▶ **Problem details**:
Each record below is to be reproduced without any change.

--- START ---

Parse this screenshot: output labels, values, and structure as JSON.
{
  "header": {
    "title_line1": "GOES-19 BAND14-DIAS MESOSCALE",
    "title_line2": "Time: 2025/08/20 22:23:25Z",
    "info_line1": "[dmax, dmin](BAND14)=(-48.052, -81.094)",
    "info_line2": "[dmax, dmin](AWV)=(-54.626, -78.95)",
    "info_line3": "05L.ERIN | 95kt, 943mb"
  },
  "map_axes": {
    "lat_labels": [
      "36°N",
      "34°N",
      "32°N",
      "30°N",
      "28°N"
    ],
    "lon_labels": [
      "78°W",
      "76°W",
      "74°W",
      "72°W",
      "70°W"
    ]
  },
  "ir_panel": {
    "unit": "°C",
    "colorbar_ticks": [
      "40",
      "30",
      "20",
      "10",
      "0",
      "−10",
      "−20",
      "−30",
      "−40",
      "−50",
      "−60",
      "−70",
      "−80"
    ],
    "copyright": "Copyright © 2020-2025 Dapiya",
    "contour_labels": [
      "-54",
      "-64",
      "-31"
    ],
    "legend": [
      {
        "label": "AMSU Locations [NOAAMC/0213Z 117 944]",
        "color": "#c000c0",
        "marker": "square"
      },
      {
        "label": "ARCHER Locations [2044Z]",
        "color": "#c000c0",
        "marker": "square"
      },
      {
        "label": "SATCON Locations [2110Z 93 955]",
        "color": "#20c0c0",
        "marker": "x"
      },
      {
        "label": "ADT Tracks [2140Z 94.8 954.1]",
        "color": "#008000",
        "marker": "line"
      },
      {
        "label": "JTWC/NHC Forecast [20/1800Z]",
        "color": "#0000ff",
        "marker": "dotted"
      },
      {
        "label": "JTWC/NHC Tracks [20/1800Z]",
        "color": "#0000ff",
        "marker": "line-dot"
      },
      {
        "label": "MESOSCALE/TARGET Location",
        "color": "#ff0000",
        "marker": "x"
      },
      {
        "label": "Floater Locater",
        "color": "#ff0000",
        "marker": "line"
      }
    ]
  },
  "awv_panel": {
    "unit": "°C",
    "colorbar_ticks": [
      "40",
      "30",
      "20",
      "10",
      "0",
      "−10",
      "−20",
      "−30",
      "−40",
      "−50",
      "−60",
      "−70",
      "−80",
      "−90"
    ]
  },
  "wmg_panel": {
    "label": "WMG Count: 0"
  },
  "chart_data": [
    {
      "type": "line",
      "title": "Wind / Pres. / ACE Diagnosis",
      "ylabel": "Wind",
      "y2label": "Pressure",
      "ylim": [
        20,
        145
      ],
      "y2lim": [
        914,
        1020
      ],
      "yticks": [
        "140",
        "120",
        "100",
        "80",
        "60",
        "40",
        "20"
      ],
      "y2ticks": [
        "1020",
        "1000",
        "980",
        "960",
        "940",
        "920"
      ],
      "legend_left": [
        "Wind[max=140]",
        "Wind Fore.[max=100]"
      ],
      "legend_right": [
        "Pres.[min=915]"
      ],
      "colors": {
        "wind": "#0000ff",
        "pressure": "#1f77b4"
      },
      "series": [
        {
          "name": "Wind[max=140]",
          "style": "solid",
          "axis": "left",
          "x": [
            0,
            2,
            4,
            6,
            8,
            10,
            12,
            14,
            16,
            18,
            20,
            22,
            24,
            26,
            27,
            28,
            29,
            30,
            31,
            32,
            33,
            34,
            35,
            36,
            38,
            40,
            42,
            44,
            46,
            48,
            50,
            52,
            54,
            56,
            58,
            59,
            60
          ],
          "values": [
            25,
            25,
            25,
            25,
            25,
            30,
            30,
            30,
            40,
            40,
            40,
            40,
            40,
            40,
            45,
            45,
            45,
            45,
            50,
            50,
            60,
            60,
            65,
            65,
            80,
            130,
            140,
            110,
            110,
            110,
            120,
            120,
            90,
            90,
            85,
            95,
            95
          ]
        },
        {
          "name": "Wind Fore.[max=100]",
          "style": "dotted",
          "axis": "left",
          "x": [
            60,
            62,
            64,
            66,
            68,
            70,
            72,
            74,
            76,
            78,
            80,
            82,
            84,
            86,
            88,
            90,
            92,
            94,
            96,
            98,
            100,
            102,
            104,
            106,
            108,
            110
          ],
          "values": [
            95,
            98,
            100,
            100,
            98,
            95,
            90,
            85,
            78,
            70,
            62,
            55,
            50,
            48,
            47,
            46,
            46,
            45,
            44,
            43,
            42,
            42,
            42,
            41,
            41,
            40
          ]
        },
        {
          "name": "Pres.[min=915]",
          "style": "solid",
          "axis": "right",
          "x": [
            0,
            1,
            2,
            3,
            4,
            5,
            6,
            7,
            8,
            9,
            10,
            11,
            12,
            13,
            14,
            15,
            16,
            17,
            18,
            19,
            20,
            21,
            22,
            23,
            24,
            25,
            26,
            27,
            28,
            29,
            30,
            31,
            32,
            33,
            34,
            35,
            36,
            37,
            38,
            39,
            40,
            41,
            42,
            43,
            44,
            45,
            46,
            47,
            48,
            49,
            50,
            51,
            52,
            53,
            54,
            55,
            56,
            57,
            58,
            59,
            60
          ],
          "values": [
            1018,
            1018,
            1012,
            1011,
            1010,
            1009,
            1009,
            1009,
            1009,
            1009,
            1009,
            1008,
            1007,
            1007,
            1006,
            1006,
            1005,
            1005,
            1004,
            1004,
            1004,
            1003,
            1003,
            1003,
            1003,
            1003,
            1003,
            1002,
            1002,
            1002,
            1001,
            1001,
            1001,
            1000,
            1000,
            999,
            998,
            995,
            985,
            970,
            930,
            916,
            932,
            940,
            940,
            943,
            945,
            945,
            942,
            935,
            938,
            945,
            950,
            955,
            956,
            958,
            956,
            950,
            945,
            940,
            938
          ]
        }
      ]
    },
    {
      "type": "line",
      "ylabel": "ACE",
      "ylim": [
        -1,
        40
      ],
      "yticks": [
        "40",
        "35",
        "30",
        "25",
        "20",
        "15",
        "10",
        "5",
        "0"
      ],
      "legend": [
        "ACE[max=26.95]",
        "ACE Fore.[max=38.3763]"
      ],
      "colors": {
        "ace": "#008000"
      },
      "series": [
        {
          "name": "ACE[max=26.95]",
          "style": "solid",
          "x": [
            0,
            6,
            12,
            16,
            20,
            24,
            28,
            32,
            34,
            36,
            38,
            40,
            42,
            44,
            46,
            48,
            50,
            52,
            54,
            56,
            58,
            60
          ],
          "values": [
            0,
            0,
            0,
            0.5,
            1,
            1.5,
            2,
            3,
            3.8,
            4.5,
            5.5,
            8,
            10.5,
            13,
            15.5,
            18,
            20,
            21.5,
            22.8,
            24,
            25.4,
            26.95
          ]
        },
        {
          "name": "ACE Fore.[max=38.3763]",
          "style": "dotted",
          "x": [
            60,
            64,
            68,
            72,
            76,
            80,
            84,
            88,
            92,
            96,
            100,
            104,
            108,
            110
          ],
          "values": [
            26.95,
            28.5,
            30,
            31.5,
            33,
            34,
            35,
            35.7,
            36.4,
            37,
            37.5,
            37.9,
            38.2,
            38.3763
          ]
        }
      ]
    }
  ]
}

--- END ---

▶ **Finished task**:
Parse this screenshot: output labels, values, and structure as JSON.
{
  "header": {
    "title_line1": "GOES-19 BAND14-DIAS MESOSCALE",
    "title_line2": "Time: 2025/08/20 22:23:25Z",
    "info_line1": "[dmax, dmin](BAND14)=(-48.052, -81.094)",
    "info_line2": "[dmax, dmin](AWV)=(-54.626, -78.95)",
    "info_line3": "05L.ERIN | 95kt, 943mb"
  },
  "map_axes": {
    "lat_labels": [
      "36°N",
      "34°N",
      "32°N",
      "30°N",
      "28°N"
    ],
    "lon_labels": [
      "78°W",
      "76°W",
      "74°W",
      "72°W",
      "70°W"
    ]
  },
  "ir_panel": {
    "unit": "°C",
    "colorbar_ticks": [
      "40",
      "30",
      "20",
      "10",
      "0",
      "−10",
      "−20",
      "−30",
      "−40",
      "−50",
      "−60",
      "−70",
      "−80"
    ],
    "copyright": "Copyright © 2020-2025 Dapiya",
    "contour_labels": [
      "-54",
      "-64",
      "-31"
    ],
    "legend": [
      {
        "label": "AMSU Locations [NOAAMC/0213Z 117 944]",
        "color": "#c000c0",
        "marker": "square"
      },
      {
        "label": "ARCHER Locations [2044Z]",
        "color": "#c000c0",
        "marker": "square"
      },
      {
        "label": "SATCON Locations [2110Z 93 955]",
        "color": "#20c0c0",
        "marker": "x"
      },
      {
        "label": "ADT Tracks [2140Z 94.8 954.1]",
        "color": "#008000",
        "marker": "line"
      },
      {
        "label": "JTWC/NHC Forecast [20/1800Z]",
        "color": "#0000ff",
        "marker": "dotted"
      },
      {
        "label": "JTWC/NHC Tracks [20/1800Z]",
        "color": "#0000ff",
        "marker": "line-dot"
      },
      {
        "label": "MESOSCALE/TARGET Location",
        "color": "#ff0000",
        "marker": "x"
      },
      {
        "label": "Floater Locater",
        "color": "#ff0000",
        "marker": "line"
      }
    ]
  },
  "awv_panel": {
    "unit": "°C",
    "colorbar_ticks": [
      "40",
      "30",
      "20",
      "10",
      "0",
      "−10",
      "−20",
      "−30",
      "−40",
      "−50",
      "−60",
      "−70",
      "−80",
      "−90"
    ]
  },
  "wmg_panel": {
    "label": "WMG Count: 0"
  },
  "chart_data": [
    {
      "type": "line",
      "title": "Wind / Pres. / ACE Diagnosis",
      "ylabel": "Wind",
      "y2label": "Pressure",
      "ylim": [
        20,
        145
      ],
      "y2lim": [
        914,
        1020
      ],
      "yticks": [
        "140",
        "120",
        "100",
        "80",
        "60",
        "40",
        "20"
      ],
      "y2ticks": [
        "1020",
        "1000",
        "980",
        "960",
        "940",
        "920"
      ],
      "legend_left": [
        "Wind[max=140]",
        "Wind Fore.[max=100]"
      ],
      "legend_right": [
        "Pres.[min=915]"
      ],
      "colors": {
        "wind": "#0000ff",
        "pressure": "#1f77b4"
      },
      "series": [
        {
          "name": "Wind[max=140]",
          "style": "solid",
          "axis": "left",
          "x": [
            0,
            2,
            4,
            6,
            8,
            10,
            12,
            14,
            16,
            18,
            20,
            22,
            24,
            26,
            27,
            28,
            29,
            30,
            31,
            32,
            33,
            34,
            35,
            36,
            38,
            40,
            42,
            44,
            46,
            48,
            50,
            52,
            54,
            56,
            58,
            59,
            60
          ],
          "values": [
            25,
            25,
            25,
            25,
            25,
            30,
            30,
            30,
            40,
            40,
            40,
            40,
            40,
            40,
            45,
            45,
            45,
            45,
            50,
            50,
            60,
            60,
            65,
            65,
            80,
            130,
            140,
            110,
            110,
            110,
            120,
            120,
            90,
            90,
            85,
            95,
            95
          ]
        },
        {
          "name": "Wind Fore.[max=100]",
          "style": "dotted",
          "axis": "left",
          "x": [
            60,
            62,
            64,
            66,
            68,
            70,
            72,
            74,
            76,
            78,
            80,
            82,
            84,
            86,
            88,
            90,
            92,
            94,
            96,
            98,
            100,
            102,
            104,
            106,
            108,
            110
          ],
          "values": [
            95,
            98,
            100,
            100,
            98,
            95,
            90,
            85,
            78,
            70,
            62,
            55,
            50,
            48,
            47,
            46,
            46,
            45,
            44,
            43,
            42,
            42,
            42,
            41,
            41,
            40
          ]
        },
        {
          "name": "Pres.[min=915]",
          "style": "solid",
          "axis": "right",
          "x": [
            0,
            1,
            2,
            3,
            4,
            5,
            6,
            7,
            8,
            9,
            10,
            11,
            12,
            13,
            14,
            15,
            16,
            17,
            18,
            19,
            20,
            21,
            22,
            23,
            24,
            25,
            26,
            27,
            28,
            29,
            30,
            31,
            32,
            33,
            34,
            35,
            36,
            37,
            38,
            39,
            40,
            41,
            42,
            43,
            44,
            45,
            46,
            47,
            48,
            49,
            50,
            51,
            52,
            53,
            54,
            55,
            56,
            57,
            58,
            59,
            60
          ],
          "values": [
            1018,
            1018,
            1012,
            1011,
            1010,
            1009,
            1009,
            1009,
            1009,
            1009,
            1009,
            1008,
            1007,
            1007,
            1006,
            1006,
            1005,
            1005,
            1004,
            1004,
            1004,
            1003,
            1003,
            1003,
            1003,
            1003,
            1003,
            1002,
            1002,
            1002,
            1001,
            1001,
            1001,
            1000,
            1000,
            999,
            998,
            995,
            985,
            970,
            930,
            916,
            932,
            940,
            940,
            943,
            945,
            945,
            942,
            935,
            938,
            945,
            950,
            955,
            956,
            958,
            956,
            950,
            945,
            940,
            938
          ]
        }
      ]
    },
    {
      "type": "line",
      "ylabel": "ACE",
      "ylim": [
        -1,
        40
      ],
      "yticks": [
        "40",
        "35",
        "30",
        "25",
        "20",
        "15",
        "10",
        "5",
        "0"
      ],
      "legend": [
        "ACE[max=26.95]",
        "ACE Fore.[max=38.3763]"
      ],
      "colors": {
        "ace": "#008000"
      },
      "series": [
        {
          "name": "ACE[max=26.95]",
          "style": "solid",
          "x": [
            0,
            6,
            12,
            16,
            20,
            24,
            28,
            32,
            34,
            36,
            38,
            40,
            42,
            44,
            46,
            48,
            50,
            52,
            54,
            56,
            58,
            60
          ],
          "values": [
            0,
            0,
            0,
            0.5,
            1,
            1.5,
            2,
            3,
            3.8,
            4.5,
            5.5,
            8,
            10.5,
            13,
            15.5,
            18,
            20,
            21.5,
            22.8,
            24,
            25.4,
            26.95
          ]
        },
        {
          "name": "ACE Fore.[max=38.3763]",
          "style": "dotted",
          "x": [
            60,
            64,
            68,
            72,
            76,
            80,
            84,
            88,
            92,
            96,
            100,
            104,
            108,
            110
          ],
          "values": [
            26.95,
            28.5,
            30,
            31.5,
            33,
            34,
            35,
            35.7,
            36.4,
            37,
            37.5,
            37.9,
            38.2,
            38.3763
          ]
        }
      ]
    }
  ]
}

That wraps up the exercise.